SELECTED EXCERPT -
Letter from Patrick Fea to Sir James Stewart
of Burray - 30th March 1746

Patrick Fea II of Airy, having gone over to Thurso in the last week of March 1746 reported back to Sir James Stewart of Burray with the latest news on the Jacobites and warning him of the need to safeguard the weapons and ammunition of the Providence, which was at Tongue, should it sail to Orkney.

"Honble Sir

In regard that their is just now a man of war in Strathnaver, thats thought will be in Orkney, it is thought necessary that Capt. Sinclairs ship should be out of her way or at least what arms, powder & ra is on board should be secur'd for the Prince's behoof, all of it being much needed in the Army for wch purpose the bearer Mr Francis Sinclair wt two or three of his sailors are sent in order to Carrie the Ship to this place if their can be no oyr method fallen upon to preserve her. At the same time he is to walk according to the advice you give him in yt affair, as there is no time to lose its hoped yr will be no delay made.

ENTRIES SHOWN -
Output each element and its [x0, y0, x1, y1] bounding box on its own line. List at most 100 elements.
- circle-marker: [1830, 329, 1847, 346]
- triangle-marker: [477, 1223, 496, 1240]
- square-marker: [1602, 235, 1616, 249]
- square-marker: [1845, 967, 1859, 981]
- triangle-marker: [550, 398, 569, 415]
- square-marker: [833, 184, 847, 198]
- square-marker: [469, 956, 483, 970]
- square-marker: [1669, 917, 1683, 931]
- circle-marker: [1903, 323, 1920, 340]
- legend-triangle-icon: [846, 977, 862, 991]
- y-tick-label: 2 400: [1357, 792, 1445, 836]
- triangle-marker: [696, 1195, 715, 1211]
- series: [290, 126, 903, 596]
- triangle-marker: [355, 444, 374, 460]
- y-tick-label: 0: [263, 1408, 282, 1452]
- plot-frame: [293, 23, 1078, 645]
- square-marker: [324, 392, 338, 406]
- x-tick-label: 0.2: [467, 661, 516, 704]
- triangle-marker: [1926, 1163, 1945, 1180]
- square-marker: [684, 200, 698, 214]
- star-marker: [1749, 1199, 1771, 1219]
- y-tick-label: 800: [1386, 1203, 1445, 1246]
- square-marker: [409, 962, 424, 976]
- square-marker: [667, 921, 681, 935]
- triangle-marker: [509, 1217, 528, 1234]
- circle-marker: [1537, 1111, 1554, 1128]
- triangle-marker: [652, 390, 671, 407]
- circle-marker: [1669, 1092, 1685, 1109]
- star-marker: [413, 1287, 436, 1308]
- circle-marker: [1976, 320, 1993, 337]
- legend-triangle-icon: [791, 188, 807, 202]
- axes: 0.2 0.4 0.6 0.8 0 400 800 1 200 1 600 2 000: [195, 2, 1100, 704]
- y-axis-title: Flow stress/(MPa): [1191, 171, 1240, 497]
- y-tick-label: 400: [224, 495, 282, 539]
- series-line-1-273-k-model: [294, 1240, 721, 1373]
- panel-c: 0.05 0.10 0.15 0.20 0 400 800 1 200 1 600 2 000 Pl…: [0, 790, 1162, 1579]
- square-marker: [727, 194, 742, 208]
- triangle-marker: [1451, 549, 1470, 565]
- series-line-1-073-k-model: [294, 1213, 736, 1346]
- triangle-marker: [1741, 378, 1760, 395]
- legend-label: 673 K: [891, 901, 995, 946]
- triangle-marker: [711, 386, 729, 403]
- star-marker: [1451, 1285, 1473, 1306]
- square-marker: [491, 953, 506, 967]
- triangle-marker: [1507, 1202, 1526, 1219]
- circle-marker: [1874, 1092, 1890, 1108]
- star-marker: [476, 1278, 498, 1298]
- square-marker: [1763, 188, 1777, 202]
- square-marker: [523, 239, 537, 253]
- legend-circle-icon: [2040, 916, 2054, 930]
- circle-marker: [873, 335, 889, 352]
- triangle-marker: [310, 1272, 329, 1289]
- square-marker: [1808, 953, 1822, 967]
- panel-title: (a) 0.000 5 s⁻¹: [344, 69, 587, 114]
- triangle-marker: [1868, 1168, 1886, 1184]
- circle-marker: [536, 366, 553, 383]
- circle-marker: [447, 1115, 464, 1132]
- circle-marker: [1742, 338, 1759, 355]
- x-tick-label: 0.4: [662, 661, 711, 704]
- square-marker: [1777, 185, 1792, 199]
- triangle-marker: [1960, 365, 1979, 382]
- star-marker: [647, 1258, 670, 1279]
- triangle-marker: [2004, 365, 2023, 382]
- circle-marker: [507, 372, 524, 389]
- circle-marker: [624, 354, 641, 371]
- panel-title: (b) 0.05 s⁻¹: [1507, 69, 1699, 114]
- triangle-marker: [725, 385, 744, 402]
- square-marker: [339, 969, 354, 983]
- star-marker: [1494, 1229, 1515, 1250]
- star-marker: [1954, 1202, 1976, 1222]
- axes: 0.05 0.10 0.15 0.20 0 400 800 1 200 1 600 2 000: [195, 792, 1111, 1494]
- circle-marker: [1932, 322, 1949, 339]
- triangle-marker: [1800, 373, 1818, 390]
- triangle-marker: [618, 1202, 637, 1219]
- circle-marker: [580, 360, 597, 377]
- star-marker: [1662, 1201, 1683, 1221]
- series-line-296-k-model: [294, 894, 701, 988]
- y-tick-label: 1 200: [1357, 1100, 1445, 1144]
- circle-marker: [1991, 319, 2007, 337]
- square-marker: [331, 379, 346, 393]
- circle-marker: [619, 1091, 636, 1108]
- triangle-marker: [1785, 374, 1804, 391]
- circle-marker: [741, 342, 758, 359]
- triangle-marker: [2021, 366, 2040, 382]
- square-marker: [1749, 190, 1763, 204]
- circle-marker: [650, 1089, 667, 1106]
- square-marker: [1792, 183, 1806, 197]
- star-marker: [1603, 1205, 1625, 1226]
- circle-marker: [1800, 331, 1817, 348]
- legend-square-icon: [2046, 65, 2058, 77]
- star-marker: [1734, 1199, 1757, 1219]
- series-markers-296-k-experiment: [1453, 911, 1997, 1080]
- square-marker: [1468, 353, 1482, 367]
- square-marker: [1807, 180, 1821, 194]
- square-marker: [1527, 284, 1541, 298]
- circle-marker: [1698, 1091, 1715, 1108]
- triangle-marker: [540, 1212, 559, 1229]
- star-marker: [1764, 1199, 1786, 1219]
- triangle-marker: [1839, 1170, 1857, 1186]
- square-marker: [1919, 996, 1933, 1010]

TO DO - Write the next part of the Patrick Fea letter, picking up after its final sentence. The rows come from a source unrelated to the Patrick Fea letter.

TASK RESPONSE -
The Lord M'kleod commands 300 men that are in this Country, 150 of wch are to be in this town tomorrow. I have not as yet had the opportunity of waiting upon him, but I expect once this day to know his resolutions wt respect to Orkney. Its certain that there will be such a number in Orkney that they will be straitned for boats to cross for wch I wish you wold Send over Burwiks big boat, & oyr belonging to your Tennants & the Swanay boats & they, wt these can have, will carrie over what men they are to send, the number Ime, as yet, uncertain of but by what I can learn their will be above 100 men sent.

All the Gentlemen in this Country are to meet tomorrow in order to concert anent raseing the Country. As their will be severall of their leading men absent its thought oyrs will be deficulted how to proceed. Could your affairs admit I could be glad to see you here, not doubting that you might have Influence upon some to espouse the Cause more heartaly yn oyr ways Ime afraid they'le doe.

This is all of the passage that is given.